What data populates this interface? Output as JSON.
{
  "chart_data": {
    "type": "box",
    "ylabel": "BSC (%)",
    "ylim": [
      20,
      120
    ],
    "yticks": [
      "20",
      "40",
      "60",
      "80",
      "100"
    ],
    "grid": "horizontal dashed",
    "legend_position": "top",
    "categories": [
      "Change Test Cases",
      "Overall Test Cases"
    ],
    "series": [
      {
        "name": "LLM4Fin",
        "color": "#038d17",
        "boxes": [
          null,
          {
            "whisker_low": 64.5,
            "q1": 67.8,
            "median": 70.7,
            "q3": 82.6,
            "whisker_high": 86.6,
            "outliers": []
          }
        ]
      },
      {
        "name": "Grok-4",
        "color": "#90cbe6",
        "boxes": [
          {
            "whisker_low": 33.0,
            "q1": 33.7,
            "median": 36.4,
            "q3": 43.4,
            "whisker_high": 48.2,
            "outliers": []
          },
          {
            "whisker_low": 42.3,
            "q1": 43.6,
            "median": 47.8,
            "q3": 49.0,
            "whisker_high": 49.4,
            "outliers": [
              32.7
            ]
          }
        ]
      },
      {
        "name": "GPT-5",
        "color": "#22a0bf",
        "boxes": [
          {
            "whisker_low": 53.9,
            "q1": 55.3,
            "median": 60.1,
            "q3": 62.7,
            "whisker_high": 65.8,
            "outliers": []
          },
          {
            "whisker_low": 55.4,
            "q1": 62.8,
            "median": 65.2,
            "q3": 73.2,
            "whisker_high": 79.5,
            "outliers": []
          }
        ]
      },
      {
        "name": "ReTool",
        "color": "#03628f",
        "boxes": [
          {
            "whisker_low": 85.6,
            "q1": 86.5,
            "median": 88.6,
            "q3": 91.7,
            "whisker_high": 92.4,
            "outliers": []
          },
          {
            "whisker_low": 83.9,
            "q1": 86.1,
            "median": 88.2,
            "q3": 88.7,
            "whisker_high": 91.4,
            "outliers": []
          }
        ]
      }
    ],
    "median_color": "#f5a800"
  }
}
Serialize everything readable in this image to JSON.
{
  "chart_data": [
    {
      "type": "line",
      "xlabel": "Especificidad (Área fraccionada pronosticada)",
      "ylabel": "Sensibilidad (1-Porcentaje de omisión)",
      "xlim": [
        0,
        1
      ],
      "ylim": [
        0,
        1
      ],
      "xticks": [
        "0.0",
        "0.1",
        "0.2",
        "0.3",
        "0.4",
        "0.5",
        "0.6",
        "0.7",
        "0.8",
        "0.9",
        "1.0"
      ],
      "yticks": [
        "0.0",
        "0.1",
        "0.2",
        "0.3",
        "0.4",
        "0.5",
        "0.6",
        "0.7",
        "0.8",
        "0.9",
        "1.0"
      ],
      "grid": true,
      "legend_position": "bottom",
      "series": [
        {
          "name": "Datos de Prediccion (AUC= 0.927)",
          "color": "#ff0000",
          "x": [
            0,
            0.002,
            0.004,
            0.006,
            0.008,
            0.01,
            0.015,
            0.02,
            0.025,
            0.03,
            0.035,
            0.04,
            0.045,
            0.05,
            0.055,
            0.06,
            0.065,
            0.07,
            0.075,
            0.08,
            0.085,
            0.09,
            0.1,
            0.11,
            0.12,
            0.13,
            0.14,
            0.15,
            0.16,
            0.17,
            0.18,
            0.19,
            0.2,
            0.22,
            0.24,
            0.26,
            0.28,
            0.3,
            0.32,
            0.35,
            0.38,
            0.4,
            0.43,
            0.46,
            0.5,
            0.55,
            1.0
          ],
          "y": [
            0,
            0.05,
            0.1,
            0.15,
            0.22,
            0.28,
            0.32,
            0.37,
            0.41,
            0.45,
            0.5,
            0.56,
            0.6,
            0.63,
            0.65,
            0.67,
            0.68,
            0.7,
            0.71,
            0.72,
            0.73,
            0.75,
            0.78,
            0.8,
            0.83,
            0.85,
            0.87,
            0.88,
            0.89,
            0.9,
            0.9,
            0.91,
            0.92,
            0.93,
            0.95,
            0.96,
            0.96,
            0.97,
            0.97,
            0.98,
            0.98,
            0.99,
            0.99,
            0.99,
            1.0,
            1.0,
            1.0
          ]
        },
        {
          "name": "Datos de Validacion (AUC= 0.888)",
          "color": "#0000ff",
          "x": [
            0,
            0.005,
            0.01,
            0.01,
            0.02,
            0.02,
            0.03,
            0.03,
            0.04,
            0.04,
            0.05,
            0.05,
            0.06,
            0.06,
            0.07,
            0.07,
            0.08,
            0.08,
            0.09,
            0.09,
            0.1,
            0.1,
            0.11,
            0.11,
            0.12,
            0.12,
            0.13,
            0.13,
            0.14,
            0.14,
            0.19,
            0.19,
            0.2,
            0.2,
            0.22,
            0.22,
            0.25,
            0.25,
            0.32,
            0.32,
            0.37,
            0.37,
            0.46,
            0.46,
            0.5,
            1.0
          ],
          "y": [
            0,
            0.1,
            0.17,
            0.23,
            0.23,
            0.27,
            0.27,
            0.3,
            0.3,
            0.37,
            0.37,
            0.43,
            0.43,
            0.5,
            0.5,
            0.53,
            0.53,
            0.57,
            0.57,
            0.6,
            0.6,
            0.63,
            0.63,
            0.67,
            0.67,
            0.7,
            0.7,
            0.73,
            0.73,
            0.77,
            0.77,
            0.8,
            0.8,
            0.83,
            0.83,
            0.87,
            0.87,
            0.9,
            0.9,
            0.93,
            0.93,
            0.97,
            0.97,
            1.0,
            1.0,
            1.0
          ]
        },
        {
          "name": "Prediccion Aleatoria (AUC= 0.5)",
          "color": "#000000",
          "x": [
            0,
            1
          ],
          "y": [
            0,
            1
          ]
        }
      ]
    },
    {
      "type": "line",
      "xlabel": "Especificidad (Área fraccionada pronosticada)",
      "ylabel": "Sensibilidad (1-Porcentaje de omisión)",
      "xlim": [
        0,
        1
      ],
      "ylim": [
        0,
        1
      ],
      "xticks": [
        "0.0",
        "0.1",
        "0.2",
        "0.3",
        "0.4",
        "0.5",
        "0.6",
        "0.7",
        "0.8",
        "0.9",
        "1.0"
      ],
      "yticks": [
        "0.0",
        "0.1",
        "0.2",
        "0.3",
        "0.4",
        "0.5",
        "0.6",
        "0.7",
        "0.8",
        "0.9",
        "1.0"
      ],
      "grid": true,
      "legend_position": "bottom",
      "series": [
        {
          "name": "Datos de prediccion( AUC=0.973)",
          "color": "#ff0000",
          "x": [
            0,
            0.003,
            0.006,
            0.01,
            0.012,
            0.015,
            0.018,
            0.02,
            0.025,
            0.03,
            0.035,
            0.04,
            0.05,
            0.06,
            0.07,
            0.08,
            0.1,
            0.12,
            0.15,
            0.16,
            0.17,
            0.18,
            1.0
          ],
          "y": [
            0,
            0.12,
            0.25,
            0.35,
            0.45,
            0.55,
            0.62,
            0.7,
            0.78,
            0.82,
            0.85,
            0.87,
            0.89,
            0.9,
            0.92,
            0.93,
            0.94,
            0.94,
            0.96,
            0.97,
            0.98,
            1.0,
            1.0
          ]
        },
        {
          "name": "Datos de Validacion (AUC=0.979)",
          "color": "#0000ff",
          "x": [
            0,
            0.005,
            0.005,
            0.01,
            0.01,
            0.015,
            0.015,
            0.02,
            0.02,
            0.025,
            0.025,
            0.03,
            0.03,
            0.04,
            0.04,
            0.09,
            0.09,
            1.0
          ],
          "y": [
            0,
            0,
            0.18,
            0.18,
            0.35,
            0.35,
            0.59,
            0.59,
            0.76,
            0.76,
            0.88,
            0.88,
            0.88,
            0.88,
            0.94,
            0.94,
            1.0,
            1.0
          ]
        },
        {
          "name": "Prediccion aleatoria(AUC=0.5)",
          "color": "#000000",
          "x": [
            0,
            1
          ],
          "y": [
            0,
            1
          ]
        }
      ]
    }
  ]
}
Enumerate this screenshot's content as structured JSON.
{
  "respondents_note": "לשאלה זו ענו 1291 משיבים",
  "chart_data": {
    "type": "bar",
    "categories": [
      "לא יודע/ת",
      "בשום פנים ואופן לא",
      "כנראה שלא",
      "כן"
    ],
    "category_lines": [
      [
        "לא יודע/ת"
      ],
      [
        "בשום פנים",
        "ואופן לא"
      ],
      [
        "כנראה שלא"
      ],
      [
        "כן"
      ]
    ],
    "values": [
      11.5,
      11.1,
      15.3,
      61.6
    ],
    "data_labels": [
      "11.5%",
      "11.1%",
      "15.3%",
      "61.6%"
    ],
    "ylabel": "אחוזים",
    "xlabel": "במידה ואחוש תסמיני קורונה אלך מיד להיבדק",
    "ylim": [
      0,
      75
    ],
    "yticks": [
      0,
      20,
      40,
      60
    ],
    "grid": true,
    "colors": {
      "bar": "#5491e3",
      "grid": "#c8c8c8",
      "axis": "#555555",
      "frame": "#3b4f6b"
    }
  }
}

--*--

[INSTRUCTIONS FOR THE TASK]
Go through the data above and find the lines with the word "JSON". Copy each of those lines.

[EXPECTED OUTPUT]
What data populates this interface? Output as JSON.
Serialize everything readable in this image to JSON.
Enumerate this screenshot's content as structured JSON.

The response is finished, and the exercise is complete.